Task details:
Lines containing the word "单位为克" should be extracted in full.

Begin Data provided

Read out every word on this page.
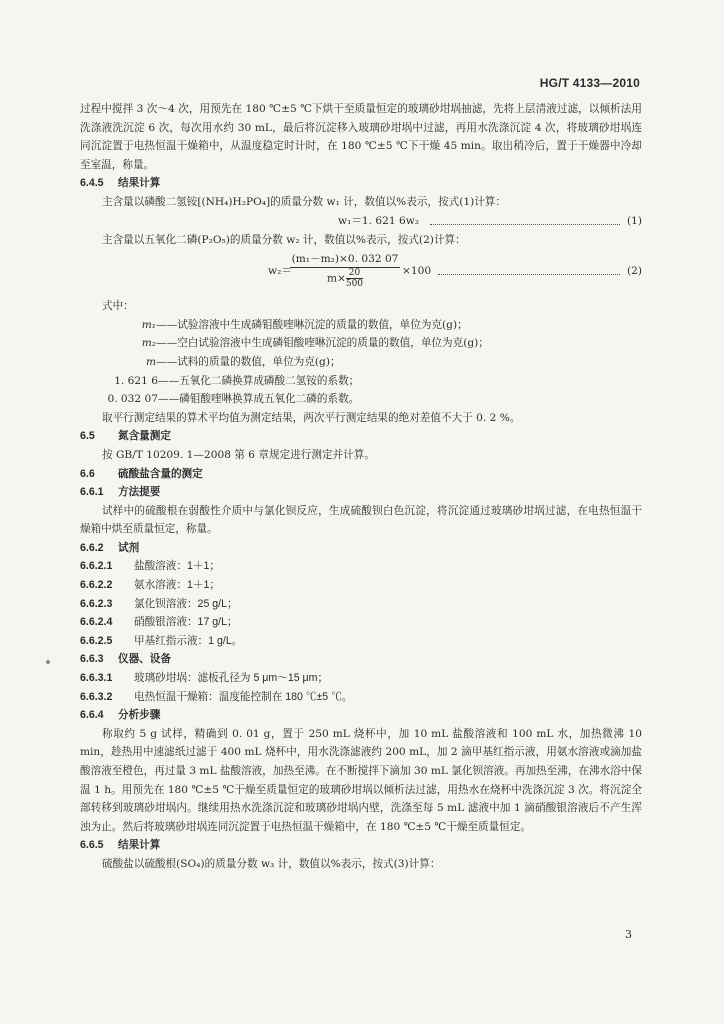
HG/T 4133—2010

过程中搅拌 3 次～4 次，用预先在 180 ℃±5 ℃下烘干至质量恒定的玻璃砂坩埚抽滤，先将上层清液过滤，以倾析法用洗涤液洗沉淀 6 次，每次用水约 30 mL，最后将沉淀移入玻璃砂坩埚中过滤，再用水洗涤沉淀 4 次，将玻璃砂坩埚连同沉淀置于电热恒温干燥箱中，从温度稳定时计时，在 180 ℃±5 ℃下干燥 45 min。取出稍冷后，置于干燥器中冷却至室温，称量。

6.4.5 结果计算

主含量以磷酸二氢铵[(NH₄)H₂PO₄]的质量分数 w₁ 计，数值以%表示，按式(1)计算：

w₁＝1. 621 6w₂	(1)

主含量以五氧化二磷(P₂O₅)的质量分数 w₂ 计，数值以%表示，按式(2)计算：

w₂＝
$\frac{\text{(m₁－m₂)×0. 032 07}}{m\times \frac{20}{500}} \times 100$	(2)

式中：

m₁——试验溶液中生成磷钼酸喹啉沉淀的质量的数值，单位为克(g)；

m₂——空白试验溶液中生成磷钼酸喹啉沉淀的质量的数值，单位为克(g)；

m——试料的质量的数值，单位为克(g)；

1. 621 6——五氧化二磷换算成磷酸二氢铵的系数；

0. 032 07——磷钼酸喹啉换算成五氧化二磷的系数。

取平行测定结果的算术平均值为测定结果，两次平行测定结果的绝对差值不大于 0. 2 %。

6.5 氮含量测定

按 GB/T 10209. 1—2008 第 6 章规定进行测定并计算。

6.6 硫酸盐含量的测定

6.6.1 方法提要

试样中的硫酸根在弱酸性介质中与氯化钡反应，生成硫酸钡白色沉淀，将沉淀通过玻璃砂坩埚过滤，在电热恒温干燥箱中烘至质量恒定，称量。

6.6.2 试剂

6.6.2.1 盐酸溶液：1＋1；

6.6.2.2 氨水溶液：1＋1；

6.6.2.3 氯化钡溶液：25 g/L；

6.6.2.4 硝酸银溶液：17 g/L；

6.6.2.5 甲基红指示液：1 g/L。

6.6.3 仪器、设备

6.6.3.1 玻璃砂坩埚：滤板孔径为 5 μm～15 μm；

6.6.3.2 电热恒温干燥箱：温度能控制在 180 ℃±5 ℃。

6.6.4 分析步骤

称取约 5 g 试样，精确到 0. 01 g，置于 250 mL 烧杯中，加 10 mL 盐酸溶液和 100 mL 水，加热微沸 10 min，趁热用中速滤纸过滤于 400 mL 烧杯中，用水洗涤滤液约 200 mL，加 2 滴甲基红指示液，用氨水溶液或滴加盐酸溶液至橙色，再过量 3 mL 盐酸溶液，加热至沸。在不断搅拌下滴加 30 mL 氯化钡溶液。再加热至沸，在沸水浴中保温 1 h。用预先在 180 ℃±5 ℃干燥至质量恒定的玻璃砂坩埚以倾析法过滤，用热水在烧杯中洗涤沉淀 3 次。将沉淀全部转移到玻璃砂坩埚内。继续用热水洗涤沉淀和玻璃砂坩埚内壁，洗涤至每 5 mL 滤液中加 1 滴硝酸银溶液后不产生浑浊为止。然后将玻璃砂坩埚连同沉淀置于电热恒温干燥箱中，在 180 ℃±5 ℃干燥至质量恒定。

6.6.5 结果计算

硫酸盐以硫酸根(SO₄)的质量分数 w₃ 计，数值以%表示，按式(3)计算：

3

End Data provided
Begin Data provided

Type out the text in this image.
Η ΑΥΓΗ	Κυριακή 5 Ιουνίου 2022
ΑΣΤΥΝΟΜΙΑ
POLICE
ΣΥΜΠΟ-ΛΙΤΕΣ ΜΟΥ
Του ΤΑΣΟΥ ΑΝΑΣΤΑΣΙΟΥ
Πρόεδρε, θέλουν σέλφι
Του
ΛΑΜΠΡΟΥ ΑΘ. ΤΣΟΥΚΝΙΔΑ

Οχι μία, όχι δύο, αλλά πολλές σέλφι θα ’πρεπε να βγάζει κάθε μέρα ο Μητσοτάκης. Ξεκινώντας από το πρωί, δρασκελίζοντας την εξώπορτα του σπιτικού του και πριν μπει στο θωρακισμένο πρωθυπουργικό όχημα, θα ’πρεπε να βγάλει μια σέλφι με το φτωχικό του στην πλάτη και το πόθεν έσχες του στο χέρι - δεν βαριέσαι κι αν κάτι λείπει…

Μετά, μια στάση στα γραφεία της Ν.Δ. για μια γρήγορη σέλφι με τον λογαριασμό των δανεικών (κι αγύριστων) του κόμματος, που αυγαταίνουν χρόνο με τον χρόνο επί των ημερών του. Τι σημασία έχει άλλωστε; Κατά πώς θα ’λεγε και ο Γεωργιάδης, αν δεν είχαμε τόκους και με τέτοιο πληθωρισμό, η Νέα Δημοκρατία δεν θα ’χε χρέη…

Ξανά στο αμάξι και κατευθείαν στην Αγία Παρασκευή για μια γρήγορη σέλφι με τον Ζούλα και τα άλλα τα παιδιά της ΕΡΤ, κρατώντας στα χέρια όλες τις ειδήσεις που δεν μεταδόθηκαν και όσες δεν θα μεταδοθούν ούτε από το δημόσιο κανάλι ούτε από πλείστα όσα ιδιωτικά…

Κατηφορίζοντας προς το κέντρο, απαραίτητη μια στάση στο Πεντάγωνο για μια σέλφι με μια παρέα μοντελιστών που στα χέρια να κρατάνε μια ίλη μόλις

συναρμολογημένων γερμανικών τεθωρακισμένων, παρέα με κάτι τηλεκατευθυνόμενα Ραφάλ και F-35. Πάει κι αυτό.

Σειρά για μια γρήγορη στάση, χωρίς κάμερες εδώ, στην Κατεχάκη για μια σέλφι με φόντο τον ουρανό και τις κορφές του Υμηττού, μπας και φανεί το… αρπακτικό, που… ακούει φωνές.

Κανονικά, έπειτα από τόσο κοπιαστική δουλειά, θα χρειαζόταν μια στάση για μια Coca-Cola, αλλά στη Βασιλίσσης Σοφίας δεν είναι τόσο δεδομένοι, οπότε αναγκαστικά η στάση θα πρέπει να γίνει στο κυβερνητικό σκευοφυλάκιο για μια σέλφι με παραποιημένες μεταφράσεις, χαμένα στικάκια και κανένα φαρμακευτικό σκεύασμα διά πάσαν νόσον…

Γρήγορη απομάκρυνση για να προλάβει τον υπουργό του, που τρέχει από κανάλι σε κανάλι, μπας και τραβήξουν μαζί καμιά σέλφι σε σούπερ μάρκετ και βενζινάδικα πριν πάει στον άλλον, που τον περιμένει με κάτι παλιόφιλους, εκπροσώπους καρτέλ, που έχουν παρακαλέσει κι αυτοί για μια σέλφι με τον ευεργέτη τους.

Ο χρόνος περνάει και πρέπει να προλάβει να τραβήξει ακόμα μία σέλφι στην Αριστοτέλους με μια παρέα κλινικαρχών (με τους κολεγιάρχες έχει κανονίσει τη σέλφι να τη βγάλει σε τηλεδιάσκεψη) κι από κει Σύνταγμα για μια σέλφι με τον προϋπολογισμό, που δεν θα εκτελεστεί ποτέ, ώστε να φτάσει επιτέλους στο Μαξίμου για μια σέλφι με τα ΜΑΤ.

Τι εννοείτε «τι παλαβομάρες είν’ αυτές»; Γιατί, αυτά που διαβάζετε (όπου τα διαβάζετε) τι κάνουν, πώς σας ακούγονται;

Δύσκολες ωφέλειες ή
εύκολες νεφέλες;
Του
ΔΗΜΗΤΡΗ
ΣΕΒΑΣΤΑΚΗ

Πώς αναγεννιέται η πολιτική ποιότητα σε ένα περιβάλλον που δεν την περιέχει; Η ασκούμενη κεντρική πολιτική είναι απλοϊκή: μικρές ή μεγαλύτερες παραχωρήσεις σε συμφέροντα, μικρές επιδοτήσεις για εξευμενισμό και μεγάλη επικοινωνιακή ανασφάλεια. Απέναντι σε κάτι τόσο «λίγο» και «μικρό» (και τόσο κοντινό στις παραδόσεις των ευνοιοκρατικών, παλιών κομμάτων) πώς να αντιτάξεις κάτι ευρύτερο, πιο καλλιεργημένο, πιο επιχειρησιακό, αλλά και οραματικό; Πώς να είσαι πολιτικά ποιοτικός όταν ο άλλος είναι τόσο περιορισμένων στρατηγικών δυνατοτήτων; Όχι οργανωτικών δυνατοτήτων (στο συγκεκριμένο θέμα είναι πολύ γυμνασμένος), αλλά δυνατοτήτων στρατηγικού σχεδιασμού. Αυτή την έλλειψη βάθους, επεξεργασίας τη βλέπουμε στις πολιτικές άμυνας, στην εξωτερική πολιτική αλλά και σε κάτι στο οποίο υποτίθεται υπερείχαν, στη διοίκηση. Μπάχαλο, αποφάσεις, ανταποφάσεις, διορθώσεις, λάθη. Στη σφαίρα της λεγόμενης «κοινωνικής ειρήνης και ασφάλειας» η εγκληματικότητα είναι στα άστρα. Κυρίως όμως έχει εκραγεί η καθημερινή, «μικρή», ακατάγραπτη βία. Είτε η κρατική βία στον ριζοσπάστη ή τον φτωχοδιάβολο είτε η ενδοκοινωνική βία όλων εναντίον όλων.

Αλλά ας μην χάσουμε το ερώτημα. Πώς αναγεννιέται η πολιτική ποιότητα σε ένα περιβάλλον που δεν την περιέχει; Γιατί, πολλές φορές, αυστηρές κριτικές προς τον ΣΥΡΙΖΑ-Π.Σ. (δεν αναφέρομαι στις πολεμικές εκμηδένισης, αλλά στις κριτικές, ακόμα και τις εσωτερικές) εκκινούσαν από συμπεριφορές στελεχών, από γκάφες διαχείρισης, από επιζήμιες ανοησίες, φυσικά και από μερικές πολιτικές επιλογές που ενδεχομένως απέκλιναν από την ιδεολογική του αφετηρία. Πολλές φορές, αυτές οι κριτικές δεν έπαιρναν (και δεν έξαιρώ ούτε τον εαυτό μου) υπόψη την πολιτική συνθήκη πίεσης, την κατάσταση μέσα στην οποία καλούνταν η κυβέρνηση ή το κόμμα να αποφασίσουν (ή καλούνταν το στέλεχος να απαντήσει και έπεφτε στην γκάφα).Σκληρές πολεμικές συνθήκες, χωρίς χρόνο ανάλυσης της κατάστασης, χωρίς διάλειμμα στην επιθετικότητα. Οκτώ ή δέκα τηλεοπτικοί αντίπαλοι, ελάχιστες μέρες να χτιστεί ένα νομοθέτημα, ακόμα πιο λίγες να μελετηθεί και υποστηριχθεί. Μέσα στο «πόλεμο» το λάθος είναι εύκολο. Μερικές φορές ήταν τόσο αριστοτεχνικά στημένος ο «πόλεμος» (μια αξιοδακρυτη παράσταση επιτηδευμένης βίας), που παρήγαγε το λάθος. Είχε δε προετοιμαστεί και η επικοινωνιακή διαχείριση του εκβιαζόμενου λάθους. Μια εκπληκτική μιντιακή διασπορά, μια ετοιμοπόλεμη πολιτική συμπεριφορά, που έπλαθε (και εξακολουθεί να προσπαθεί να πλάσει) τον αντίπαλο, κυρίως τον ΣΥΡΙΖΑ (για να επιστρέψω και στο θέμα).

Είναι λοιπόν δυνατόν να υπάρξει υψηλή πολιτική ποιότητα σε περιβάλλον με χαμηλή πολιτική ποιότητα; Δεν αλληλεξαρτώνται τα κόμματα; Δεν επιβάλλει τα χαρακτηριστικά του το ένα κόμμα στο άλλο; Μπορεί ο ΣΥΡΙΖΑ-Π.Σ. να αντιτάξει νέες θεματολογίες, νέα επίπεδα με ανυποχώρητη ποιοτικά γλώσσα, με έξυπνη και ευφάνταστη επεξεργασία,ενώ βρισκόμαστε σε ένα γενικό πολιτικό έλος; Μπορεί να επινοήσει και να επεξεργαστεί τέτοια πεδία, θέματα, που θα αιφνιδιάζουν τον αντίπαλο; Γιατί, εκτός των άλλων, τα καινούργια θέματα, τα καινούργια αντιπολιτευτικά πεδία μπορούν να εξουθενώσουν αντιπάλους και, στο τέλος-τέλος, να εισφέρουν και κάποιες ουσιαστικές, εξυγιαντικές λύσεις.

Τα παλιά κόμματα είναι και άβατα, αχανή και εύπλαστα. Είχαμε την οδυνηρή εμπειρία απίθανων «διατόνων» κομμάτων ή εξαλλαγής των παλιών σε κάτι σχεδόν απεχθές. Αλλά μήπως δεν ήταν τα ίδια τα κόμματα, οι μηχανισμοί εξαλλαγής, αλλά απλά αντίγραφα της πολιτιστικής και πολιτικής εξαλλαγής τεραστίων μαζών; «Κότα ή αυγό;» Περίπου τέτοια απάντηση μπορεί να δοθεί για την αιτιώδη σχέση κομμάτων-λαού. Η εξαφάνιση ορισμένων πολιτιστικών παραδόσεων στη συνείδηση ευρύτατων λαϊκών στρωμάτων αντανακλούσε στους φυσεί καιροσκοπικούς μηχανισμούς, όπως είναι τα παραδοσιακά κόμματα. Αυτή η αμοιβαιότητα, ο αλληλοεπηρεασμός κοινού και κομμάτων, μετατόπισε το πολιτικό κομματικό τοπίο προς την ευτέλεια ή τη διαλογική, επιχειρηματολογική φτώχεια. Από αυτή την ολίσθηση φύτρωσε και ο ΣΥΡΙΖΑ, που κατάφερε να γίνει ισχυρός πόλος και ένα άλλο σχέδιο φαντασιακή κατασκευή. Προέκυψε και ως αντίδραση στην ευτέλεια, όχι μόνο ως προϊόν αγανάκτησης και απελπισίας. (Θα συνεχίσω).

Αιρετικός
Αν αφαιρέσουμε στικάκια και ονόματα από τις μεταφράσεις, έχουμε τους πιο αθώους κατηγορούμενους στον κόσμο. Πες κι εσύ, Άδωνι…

End Data provided
Begin Data provided

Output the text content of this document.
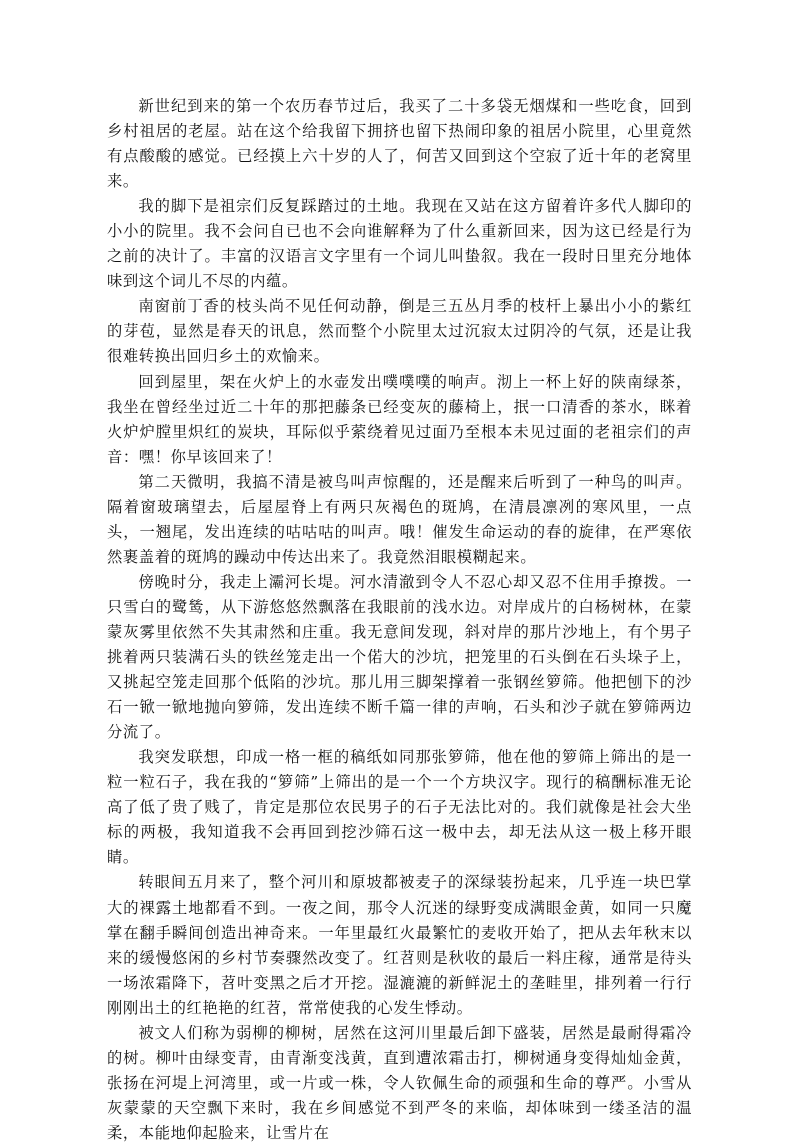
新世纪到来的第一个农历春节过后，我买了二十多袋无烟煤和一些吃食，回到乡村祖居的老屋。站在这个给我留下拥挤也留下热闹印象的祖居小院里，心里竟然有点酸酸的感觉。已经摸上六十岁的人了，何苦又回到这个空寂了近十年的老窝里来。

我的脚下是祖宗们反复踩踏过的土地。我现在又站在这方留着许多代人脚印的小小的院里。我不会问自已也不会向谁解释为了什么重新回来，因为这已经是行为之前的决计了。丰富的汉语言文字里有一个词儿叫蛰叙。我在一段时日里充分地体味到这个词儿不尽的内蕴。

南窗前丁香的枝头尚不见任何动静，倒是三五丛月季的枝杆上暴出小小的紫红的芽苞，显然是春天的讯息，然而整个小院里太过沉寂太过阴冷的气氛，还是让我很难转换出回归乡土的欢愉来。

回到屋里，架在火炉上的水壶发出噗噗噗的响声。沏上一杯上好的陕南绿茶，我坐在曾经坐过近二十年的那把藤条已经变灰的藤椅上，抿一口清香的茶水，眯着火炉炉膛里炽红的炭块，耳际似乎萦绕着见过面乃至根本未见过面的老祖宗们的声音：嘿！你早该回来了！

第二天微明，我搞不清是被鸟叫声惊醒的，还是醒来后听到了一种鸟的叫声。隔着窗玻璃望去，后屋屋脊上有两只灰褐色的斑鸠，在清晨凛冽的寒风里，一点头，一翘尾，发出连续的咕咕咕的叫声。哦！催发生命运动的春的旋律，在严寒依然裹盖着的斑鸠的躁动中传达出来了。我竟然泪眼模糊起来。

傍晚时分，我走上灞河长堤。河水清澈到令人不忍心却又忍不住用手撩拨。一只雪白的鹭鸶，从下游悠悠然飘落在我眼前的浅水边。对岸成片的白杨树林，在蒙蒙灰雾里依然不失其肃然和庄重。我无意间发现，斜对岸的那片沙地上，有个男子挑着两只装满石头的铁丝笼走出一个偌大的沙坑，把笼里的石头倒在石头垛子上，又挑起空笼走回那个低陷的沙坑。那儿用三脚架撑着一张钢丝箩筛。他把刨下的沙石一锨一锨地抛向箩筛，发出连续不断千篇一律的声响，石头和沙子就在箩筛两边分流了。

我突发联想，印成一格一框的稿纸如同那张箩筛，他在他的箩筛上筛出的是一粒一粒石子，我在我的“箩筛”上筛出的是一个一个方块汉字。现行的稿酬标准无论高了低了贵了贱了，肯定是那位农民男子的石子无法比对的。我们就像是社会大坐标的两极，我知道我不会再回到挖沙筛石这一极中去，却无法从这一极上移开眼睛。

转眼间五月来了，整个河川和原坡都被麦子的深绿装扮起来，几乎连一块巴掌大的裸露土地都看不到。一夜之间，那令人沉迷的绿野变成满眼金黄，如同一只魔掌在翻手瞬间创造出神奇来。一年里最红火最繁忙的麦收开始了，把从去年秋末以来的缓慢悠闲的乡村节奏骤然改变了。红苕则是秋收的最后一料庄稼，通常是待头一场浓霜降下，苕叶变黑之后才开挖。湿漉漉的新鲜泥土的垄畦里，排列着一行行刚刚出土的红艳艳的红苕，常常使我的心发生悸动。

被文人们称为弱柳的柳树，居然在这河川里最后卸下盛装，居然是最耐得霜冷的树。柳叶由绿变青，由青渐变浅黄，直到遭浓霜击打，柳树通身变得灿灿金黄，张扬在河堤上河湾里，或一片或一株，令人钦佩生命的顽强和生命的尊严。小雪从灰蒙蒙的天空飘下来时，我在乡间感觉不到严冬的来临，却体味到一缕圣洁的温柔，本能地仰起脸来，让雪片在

End Data provided

Answer to this problem:
m₁——试验溶液中生成磷钼酸喹啉沉淀的质量的数值，单位为克(g)；
m₂——空白试验溶液中生成磷钼酸喹啉沉淀的质量的数值，单位为克(g)；
m——试料的质量的数值，单位为克(g)；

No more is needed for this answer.